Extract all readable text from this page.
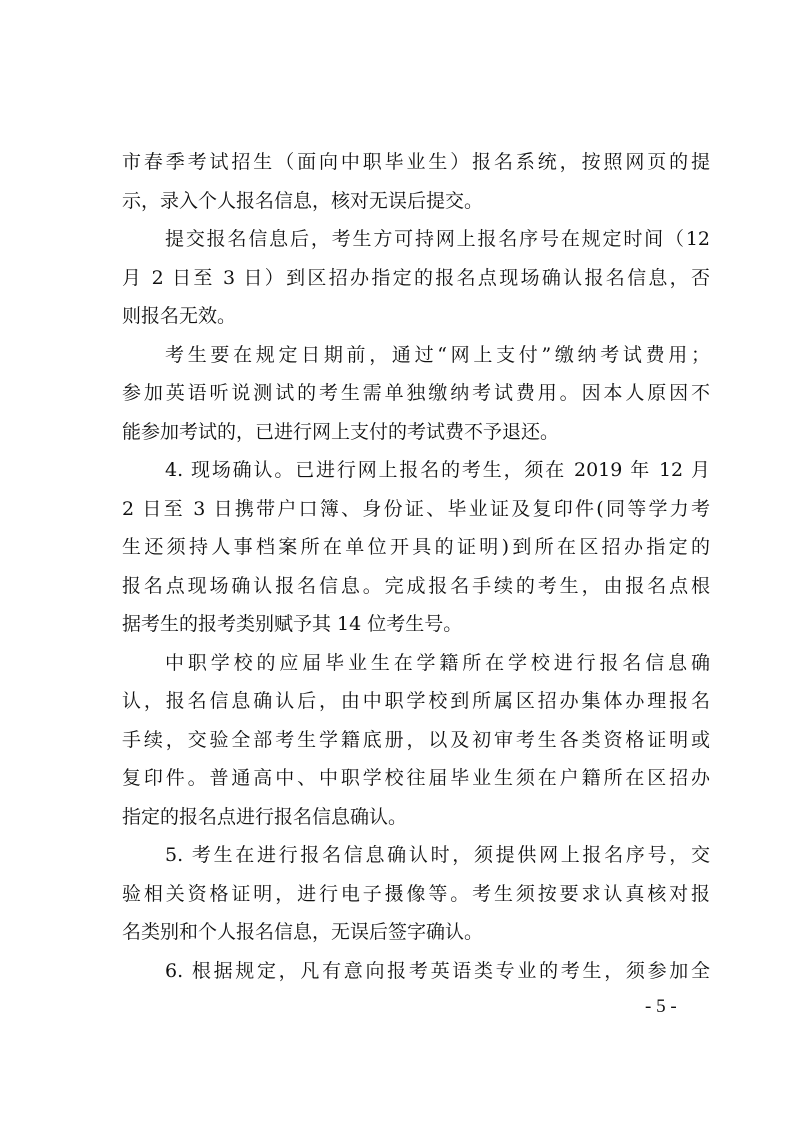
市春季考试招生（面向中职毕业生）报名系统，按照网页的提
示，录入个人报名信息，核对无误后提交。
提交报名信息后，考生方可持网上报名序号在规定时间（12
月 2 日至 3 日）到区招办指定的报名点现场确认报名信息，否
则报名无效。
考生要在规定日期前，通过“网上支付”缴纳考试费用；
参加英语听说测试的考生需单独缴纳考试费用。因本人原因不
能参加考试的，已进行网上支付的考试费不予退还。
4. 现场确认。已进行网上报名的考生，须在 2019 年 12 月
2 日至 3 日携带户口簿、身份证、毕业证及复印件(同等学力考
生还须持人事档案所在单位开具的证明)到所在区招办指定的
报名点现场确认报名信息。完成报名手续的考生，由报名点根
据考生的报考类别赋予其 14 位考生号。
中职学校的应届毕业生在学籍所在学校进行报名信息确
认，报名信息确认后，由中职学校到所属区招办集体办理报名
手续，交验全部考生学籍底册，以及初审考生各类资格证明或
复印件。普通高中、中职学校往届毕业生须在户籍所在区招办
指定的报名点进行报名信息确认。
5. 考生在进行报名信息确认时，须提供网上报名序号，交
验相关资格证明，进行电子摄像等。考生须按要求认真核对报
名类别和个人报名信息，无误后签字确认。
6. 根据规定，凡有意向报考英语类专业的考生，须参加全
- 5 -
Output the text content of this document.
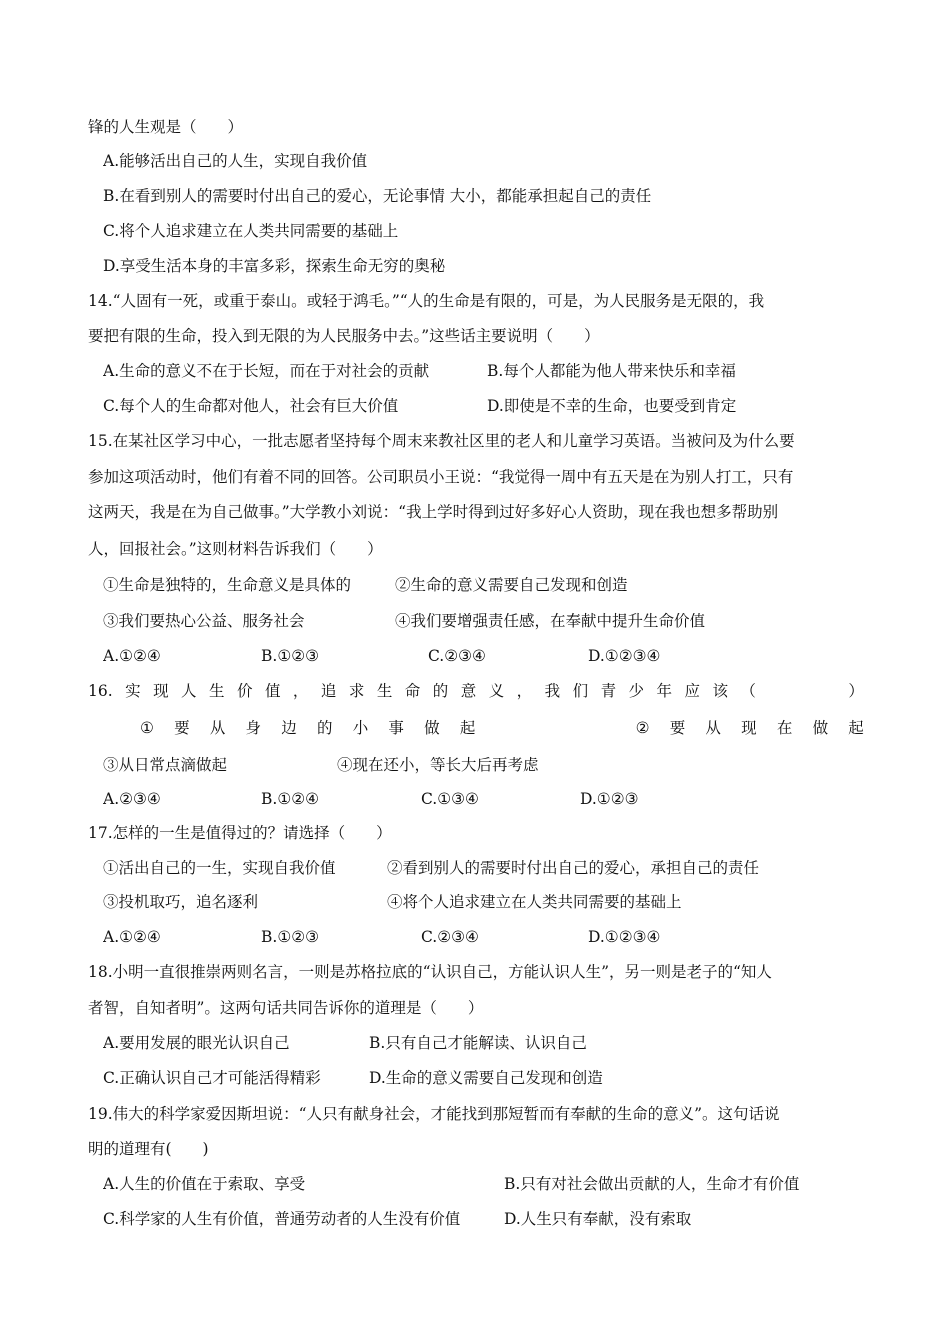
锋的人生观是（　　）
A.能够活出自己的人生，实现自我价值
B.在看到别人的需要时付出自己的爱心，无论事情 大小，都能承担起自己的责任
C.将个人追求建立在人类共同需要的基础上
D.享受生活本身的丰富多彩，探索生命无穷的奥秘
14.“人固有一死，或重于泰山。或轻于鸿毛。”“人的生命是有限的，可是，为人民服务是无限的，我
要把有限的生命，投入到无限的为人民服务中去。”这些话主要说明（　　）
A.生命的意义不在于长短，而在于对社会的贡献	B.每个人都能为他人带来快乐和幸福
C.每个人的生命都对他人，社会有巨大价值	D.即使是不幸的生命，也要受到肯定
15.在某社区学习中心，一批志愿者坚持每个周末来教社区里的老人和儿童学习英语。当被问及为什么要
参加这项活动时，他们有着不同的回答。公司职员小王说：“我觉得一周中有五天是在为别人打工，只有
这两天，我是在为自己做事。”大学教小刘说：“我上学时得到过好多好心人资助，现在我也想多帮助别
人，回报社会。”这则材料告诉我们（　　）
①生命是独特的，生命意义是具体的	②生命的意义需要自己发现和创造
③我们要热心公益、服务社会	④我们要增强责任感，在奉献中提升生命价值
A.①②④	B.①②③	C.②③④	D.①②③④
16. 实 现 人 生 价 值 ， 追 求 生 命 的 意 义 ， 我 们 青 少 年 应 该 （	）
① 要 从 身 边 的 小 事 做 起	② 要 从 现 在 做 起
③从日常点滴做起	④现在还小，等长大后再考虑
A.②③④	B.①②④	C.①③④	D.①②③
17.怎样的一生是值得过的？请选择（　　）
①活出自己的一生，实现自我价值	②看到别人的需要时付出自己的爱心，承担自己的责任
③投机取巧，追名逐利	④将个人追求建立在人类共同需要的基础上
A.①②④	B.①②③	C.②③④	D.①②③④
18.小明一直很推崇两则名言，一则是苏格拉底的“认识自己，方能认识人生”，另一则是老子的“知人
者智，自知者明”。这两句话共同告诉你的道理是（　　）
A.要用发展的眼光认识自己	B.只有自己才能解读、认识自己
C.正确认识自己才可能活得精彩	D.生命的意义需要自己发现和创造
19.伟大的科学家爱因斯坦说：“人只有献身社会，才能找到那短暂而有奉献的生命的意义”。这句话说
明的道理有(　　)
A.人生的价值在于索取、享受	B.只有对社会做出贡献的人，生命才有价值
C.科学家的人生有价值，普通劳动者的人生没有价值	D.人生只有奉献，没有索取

--- WORK INSTRUCTIONS ---
Leaving the pictures out, set down exactly the lines from the one with "Output the text content of this document." through the end of the records.

--- WRITTEN SOLUTION ---
Output the text content of this document.
锋的人生观是（　　）
A.能够活出自己的人生，实现自我价值
B.在看到别人的需要时付出自己的爱心，无论事情 大小，都能承担起自己的责任
C.将个人追求建立在人类共同需要的基础上
D.享受生活本身的丰富多彩，探索生命无穷的奥秘
14.“人固有一死，或重于泰山。或轻于鸿毛。”“人的生命是有限的，可是，为人民服务是无限的，我
要把有限的生命，投入到无限的为人民服务中去。”这些话主要说明（　　）
A.生命的意义不在于长短，而在于对社会的贡献	B.每个人都能为他人带来快乐和幸福
C.每个人的生命都对他人，社会有巨大价值	D.即使是不幸的生命，也要受到肯定
15.在某社区学习中心，一批志愿者坚持每个周末来教社区里的老人和儿童学习英语。当被问及为什么要
参加这项活动时，他们有着不同的回答。公司职员小王说：“我觉得一周中有五天是在为别人打工，只有
这两天，我是在为自己做事。”大学教小刘说：“我上学时得到过好多好心人资助，现在我也想多帮助别
人，回报社会。”这则材料告诉我们（　　）
①生命是独特的，生命意义是具体的	②生命的意义需要自己发现和创造
③我们要热心公益、服务社会	④我们要增强责任感，在奉献中提升生命价值
A.①②④	B.①②③	C.②③④	D.①②③④
16. 实 现 人 生 价 值 ， 追 求 生 命 的 意 义 ， 我 们 青 少 年 应 该 （	）
① 要 从 身 边 的 小 事 做 起	② 要 从 现 在 做 起
③从日常点滴做起	④现在还小，等长大后再考虑
A.②③④	B.①②④	C.①③④	D.①②③
17.怎样的一生是值得过的？请选择（　　）
①活出自己的一生，实现自我价值	②看到别人的需要时付出自己的爱心，承担自己的责任
③投机取巧，追名逐利	④将个人追求建立在人类共同需要的基础上
A.①②④	B.①②③	C.②③④	D.①②③④
18.小明一直很推崇两则名言，一则是苏格拉底的“认识自己，方能认识人生”，另一则是老子的“知人
者智，自知者明”。这两句话共同告诉你的道理是（　　）
A.要用发展的眼光认识自己	B.只有自己才能解读、认识自己
C.正确认识自己才可能活得精彩	D.生命的意义需要自己发现和创造
19.伟大的科学家爱因斯坦说：“人只有献身社会，才能找到那短暂而有奉献的生命的意义”。这句话说
明的道理有(　　)
A.人生的价值在于索取、享受	B.只有对社会做出贡献的人，生命才有价值
C.科学家的人生有价值，普通劳动者的人生没有价值	D.人生只有奉献，没有索取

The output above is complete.